Your task: Copy out each line that includes the word "Cala".

Records:
-- Begin --
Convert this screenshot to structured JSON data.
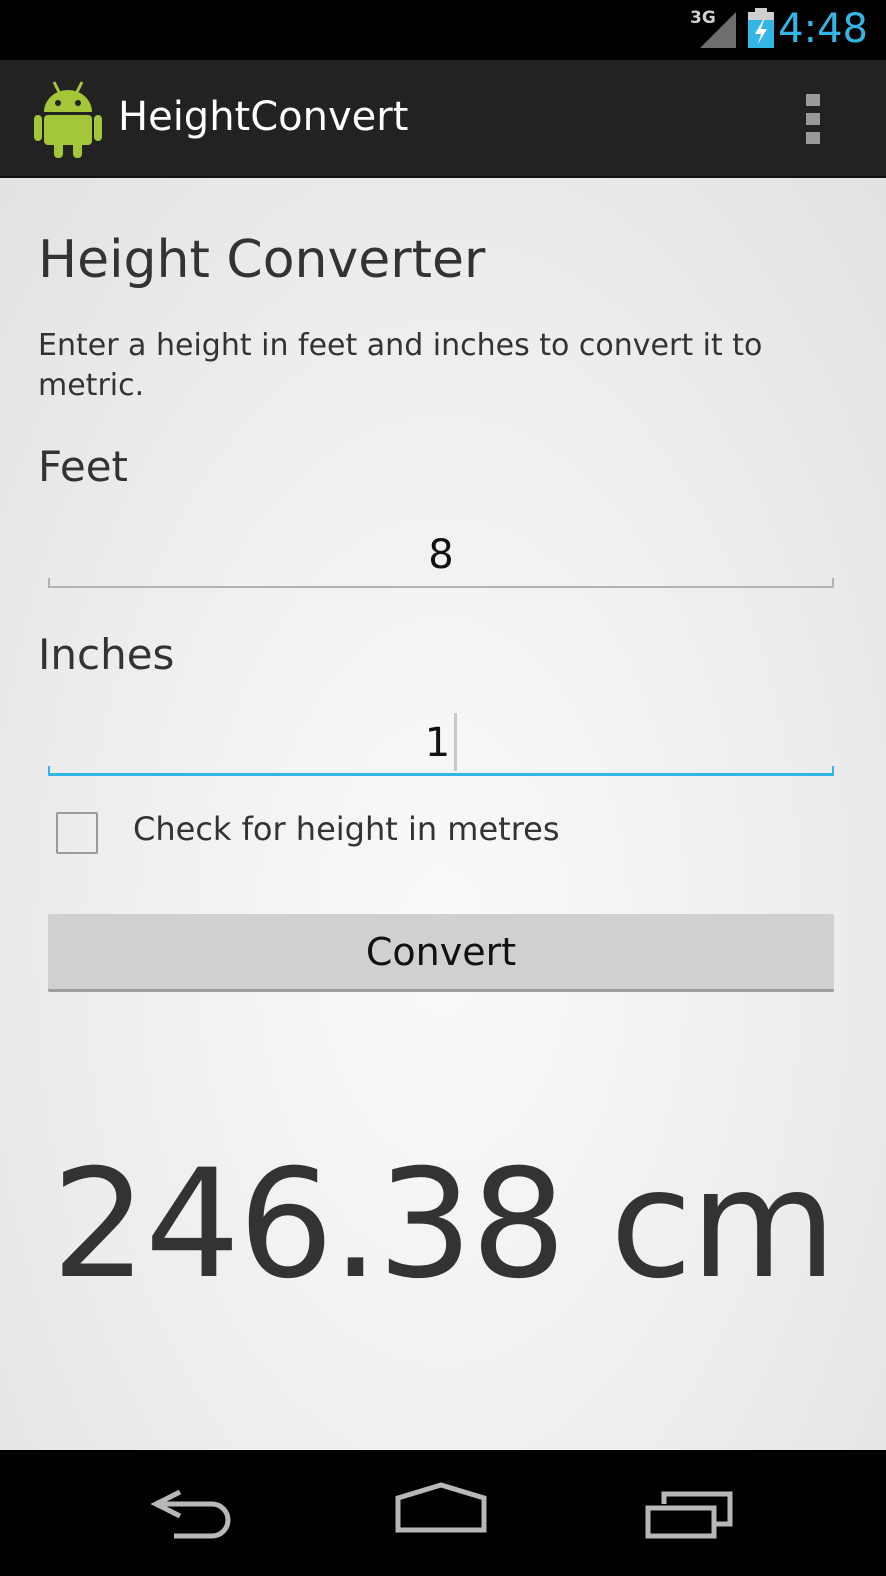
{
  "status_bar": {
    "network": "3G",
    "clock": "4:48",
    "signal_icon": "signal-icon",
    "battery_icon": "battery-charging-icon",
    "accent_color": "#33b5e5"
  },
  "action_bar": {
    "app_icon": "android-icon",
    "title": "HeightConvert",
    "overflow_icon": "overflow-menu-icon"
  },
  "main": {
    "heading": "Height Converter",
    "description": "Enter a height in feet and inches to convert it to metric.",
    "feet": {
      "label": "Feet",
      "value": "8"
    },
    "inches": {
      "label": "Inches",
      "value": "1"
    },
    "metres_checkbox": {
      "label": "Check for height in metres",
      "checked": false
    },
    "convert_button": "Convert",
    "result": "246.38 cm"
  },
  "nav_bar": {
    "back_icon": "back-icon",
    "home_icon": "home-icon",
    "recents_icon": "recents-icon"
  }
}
-- End --
-- Begin --
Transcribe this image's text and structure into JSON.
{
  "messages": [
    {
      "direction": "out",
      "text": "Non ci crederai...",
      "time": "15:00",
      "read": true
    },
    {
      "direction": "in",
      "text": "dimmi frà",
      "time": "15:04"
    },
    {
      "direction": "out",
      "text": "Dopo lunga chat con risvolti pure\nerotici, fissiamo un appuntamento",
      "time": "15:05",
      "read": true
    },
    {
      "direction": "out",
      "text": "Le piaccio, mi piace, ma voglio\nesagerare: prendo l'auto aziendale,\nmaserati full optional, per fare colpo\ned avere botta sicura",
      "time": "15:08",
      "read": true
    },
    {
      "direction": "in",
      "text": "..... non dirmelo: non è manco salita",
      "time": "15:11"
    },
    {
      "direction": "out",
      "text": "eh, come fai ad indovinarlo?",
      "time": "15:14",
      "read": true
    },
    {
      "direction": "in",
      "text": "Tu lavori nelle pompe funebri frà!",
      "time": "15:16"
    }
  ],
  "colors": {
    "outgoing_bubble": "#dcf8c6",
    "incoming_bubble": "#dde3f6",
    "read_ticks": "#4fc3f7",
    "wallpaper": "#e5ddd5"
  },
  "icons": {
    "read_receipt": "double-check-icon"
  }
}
-- End --
-- Begin --
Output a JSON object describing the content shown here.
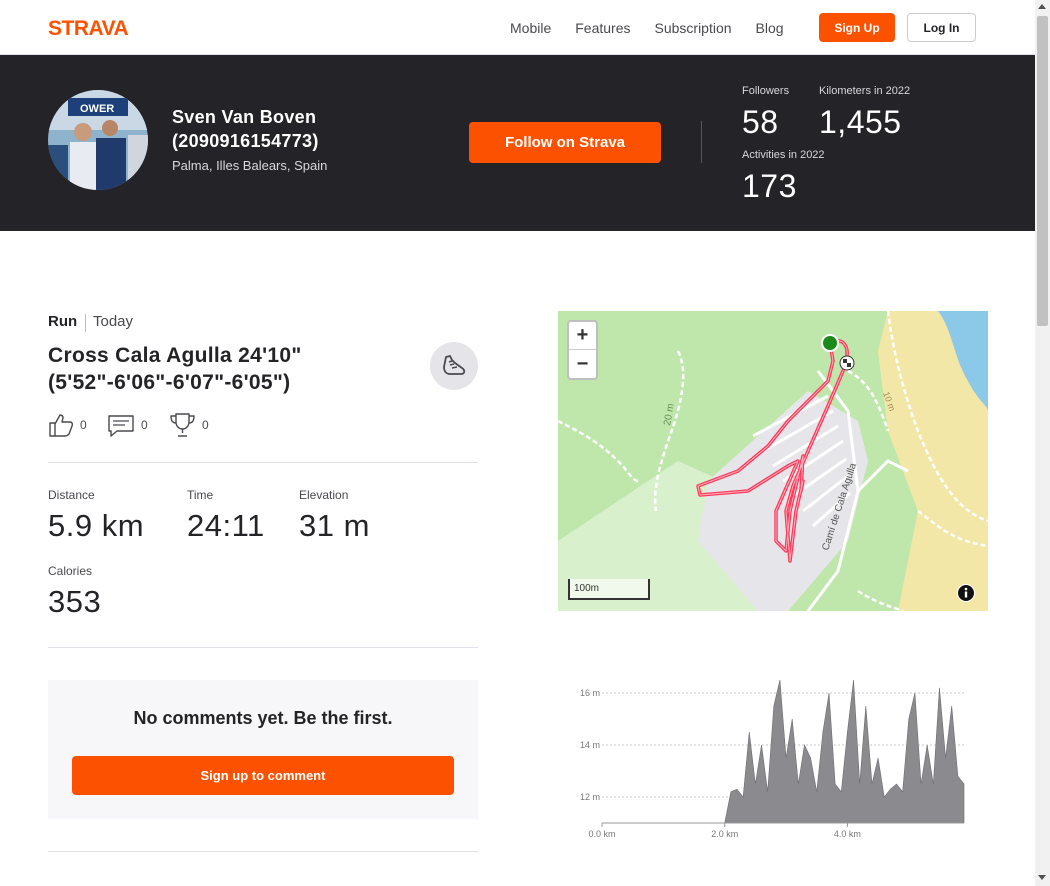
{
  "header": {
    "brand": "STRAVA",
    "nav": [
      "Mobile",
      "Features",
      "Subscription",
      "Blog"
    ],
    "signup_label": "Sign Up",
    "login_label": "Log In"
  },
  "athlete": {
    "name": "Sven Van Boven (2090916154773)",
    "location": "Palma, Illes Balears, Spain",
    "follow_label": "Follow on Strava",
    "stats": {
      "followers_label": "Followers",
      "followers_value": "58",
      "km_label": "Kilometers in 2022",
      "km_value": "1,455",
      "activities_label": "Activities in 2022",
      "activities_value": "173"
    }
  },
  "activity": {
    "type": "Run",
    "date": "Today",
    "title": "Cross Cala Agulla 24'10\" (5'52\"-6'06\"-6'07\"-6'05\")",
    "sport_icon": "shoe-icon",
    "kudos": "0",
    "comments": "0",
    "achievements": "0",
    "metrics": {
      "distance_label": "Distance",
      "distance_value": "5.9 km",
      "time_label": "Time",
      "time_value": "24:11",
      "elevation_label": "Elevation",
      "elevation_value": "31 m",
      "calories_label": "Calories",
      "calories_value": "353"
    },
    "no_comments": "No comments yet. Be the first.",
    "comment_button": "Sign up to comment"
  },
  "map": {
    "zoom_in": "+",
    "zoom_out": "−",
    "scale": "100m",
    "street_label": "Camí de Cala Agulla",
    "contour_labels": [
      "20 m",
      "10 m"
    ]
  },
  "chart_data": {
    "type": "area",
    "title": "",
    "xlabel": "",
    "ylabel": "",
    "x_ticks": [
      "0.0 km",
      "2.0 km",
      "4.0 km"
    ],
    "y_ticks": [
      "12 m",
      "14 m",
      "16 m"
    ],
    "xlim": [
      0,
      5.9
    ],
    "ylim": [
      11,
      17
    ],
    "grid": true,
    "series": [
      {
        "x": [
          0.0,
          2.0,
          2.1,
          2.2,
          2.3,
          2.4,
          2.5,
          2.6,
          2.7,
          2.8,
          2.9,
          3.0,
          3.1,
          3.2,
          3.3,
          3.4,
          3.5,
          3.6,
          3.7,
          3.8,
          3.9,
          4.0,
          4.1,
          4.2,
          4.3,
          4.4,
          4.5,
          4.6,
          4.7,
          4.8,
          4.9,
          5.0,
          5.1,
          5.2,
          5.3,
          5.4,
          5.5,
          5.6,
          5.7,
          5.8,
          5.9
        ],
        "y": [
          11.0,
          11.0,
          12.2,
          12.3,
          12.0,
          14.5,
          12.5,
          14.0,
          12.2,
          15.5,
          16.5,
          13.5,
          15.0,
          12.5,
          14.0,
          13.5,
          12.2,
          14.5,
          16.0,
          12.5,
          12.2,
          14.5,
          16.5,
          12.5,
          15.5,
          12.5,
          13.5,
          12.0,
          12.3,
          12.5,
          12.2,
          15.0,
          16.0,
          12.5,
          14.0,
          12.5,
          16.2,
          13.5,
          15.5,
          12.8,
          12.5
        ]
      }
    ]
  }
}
-- End --
The result:
    "title": "Cross Cala Agulla 24'10\" (5'52\"-6'06\"-6'07\"-6'05\")",
    "street_label": "Camí de Cala Agulla",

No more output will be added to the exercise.